START
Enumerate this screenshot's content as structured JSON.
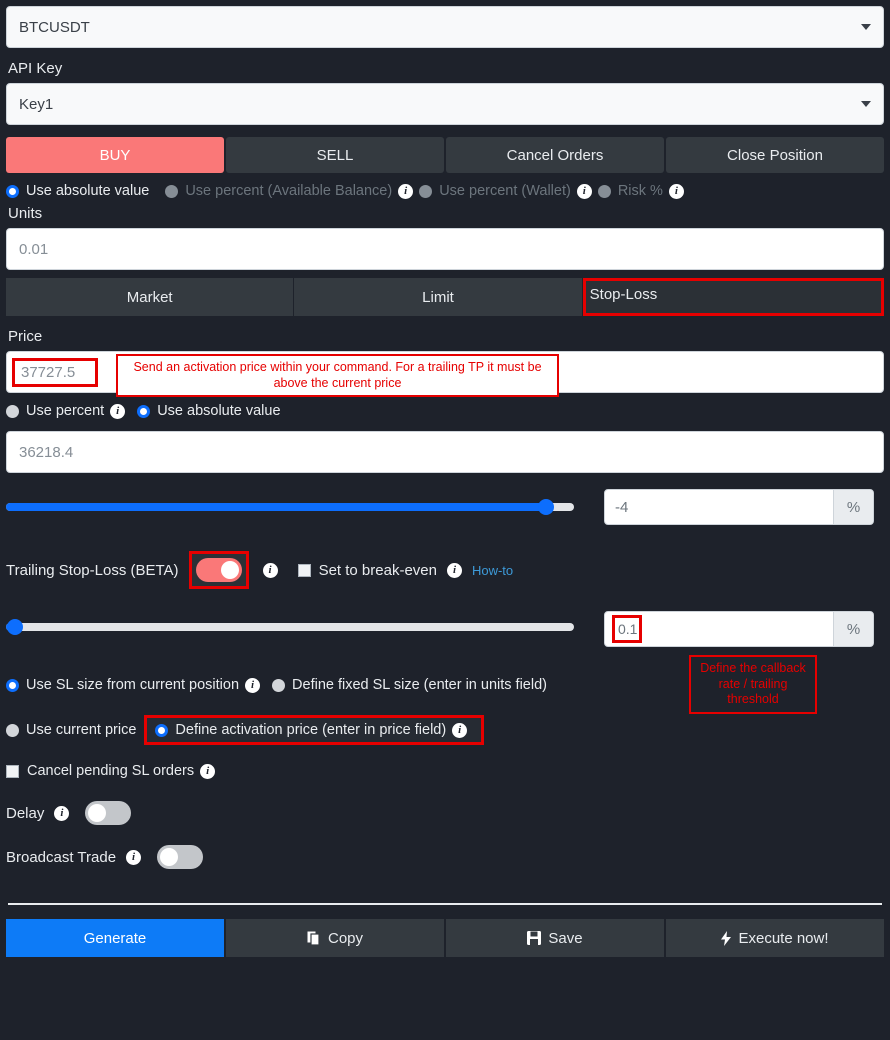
{
  "symbol": {
    "label_cut": "",
    "value": "BTCUSDT",
    "caret": "chevron-down-icon"
  },
  "api_key": {
    "label": "API Key",
    "value": "Key1"
  },
  "side_buttons": [
    {
      "label": "BUY",
      "active": true
    },
    {
      "label": "SELL",
      "active": false
    },
    {
      "label": "Cancel Orders",
      "active": false
    },
    {
      "label": "Close Position",
      "active": false
    }
  ],
  "size_mode": {
    "options": [
      {
        "label": "Use absolute value",
        "selected": true,
        "dimmed": false,
        "info": false
      },
      {
        "label": "Use percent (Available Balance)",
        "selected": false,
        "dimmed": true,
        "info": true
      },
      {
        "label": "Use percent (Wallet)",
        "selected": false,
        "dimmed": true,
        "info": true
      },
      {
        "label": "Risk %",
        "selected": false,
        "dimmed": true,
        "info": true
      }
    ]
  },
  "units": {
    "label": "Units",
    "value": "0.01"
  },
  "order_tabs": [
    {
      "label": "Market",
      "active": false,
      "highlighted": false
    },
    {
      "label": "Limit",
      "active": false,
      "highlighted": false
    },
    {
      "label": "Stop-Loss",
      "active": true,
      "highlighted": true
    }
  ],
  "price": {
    "label": "Price",
    "value": "37727.5",
    "highlighted": true,
    "annotation": "Send an activation price within your command. For a trailing TP it must be above the current price"
  },
  "sl_value_mode": {
    "options": [
      {
        "label": "Use percent",
        "selected": false,
        "info": true
      },
      {
        "label": "Use absolute value",
        "selected": true,
        "info": false
      }
    ]
  },
  "sl_price": {
    "value": "36218.4"
  },
  "sl_slider": {
    "percent_value": "-4",
    "suffix": "%",
    "fill_ratio": 0.95
  },
  "trailing": {
    "label": "Trailing Stop-Loss (BETA)",
    "toggle_on": true,
    "toggle_highlighted": true,
    "breakeven_label": "Set to break-even",
    "breakeven_checked": false,
    "howto_label": "How-to"
  },
  "callback": {
    "slider_fill_ratio": 0.01,
    "value": "0.1",
    "suffix": "%",
    "value_highlighted": true,
    "annotation": "Define the callback rate / trailing threshold"
  },
  "sl_size_mode": {
    "options": [
      {
        "label": "Use SL size from current position",
        "selected": true,
        "info": true
      },
      {
        "label": "Define fixed SL size (enter in units field)",
        "selected": false,
        "info": false
      }
    ]
  },
  "activation_mode": {
    "options": [
      {
        "label": "Use current price",
        "selected": false,
        "info": false,
        "highlighted": false
      },
      {
        "label": "Define activation price (enter in price field)",
        "selected": true,
        "info": true,
        "highlighted": true
      }
    ]
  },
  "cancel_pending": {
    "label": "Cancel pending SL orders",
    "checked": false
  },
  "delay": {
    "label": "Delay",
    "toggle_on": false
  },
  "broadcast": {
    "label": "Broadcast Trade",
    "toggle_on": false
  },
  "footer": [
    {
      "label": "Generate",
      "icon": "",
      "primary": true
    },
    {
      "label": "Copy",
      "icon": "copy-icon",
      "primary": false
    },
    {
      "label": "Save",
      "icon": "save-icon",
      "primary": false
    },
    {
      "label": "Execute now!",
      "icon": "lightning-icon",
      "primary": false
    }
  ],
  "colors": {
    "background": "#1e222b",
    "accent_buy": "#fa7878",
    "accent_blue": "#0d6efd",
    "annotation_red": "#e60000",
    "panel": "#343a40"
  }
}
END
● Set exercise
Each record above is to be restated exactly, with its pictures removed from the copy.

● Task response
Enumerate this screenshot's content as structured JSON.
{
  "symbol": {
    "label_cut": "",
    "value": "BTCUSDT",
    "caret": "chevron-down-icon"
  },
  "api_key": {
    "label": "API Key",
    "value": "Key1"
  },
  "side_buttons": [
    {
      "label": "BUY",
      "active": true
    },
    {
      "label": "SELL",
      "active": false
    },
    {
      "label": "Cancel Orders",
      "active": false
    },
    {
      "label": "Close Position",
      "active": false
    }
  ],
  "size_mode": {
    "options": [
      {
        "label": "Use absolute value",
        "selected": true,
        "dimmed": false,
        "info": false
      },
      {
        "label": "Use percent (Available Balance)",
        "selected": false,
        "dimmed": true,
        "info": true
      },
      {
        "label": "Use percent (Wallet)",
        "selected": false,
        "dimmed": true,
        "info": true
      },
      {
        "label": "Risk %",
        "selected": false,
        "dimmed": true,
        "info": true
      }
    ]
  },
  "units": {
    "label": "Units",
    "value": "0.01"
  },
  "order_tabs": [
    {
      "label": "Market",
      "active": false,
      "highlighted": false
    },
    {
      "label": "Limit",
      "active": false,
      "highlighted": false
    },
    {
      "label": "Stop-Loss",
      "active": true,
      "highlighted": true
    }
  ],
  "price": {
    "label": "Price",
    "value": "37727.5",
    "highlighted": true,
    "annotation": "Send an activation price within your command. For a trailing TP it must be above the current price"
  },
  "sl_value_mode": {
    "options": [
      {
        "label": "Use percent",
        "selected": false,
        "info": true
      },
      {
        "label": "Use absolute value",
        "selected": true,
        "info": false
      }
    ]
  },
  "sl_price": {
    "value": "36218.4"
  },
  "sl_slider": {
    "percent_value": "-4",
    "suffix": "%",
    "fill_ratio": 0.95
  },
  "trailing": {
    "label": "Trailing Stop-Loss (BETA)",
    "toggle_on": true,
    "toggle_highlighted": true,
    "breakeven_label": "Set to break-even",
    "breakeven_checked": false,
    "howto_label": "How-to"
  },
  "callback": {
    "slider_fill_ratio": 0.01,
    "value": "0.1",
    "suffix": "%",
    "value_highlighted": true,
    "annotation": "Define the callback rate / trailing threshold"
  },
  "sl_size_mode": {
    "options": [
      {
        "label": "Use SL size from current position",
        "selected": true,
        "info": true
      },
      {
        "label": "Define fixed SL size (enter in units field)",
        "selected": false,
        "info": false
      }
    ]
  },
  "activation_mode": {
    "options": [
      {
        "label": "Use current price",
        "selected": false,
        "info": false,
        "highlighted": false
      },
      {
        "label": "Define activation price (enter in price field)",
        "selected": true,
        "info": true,
        "highlighted": true
      }
    ]
  },
  "cancel_pending": {
    "label": "Cancel pending SL orders",
    "checked": false
  },
  "delay": {
    "label": "Delay",
    "toggle_on": false
  },
  "broadcast": {
    "label": "Broadcast Trade",
    "toggle_on": false
  },
  "footer": [
    {
      "label": "Generate",
      "icon": "",
      "primary": true
    },
    {
      "label": "Copy",
      "icon": "copy-icon",
      "primary": false
    },
    {
      "label": "Save",
      "icon": "save-icon",
      "primary": false
    },
    {
      "label": "Execute now!",
      "icon": "lightning-icon",
      "primary": false
    }
  ],
  "colors": {
    "background": "#1e222b",
    "accent_buy": "#fa7878",
    "accent_blue": "#0d6efd",
    "annotation_red": "#e60000",
    "panel": "#343a40"
  }
}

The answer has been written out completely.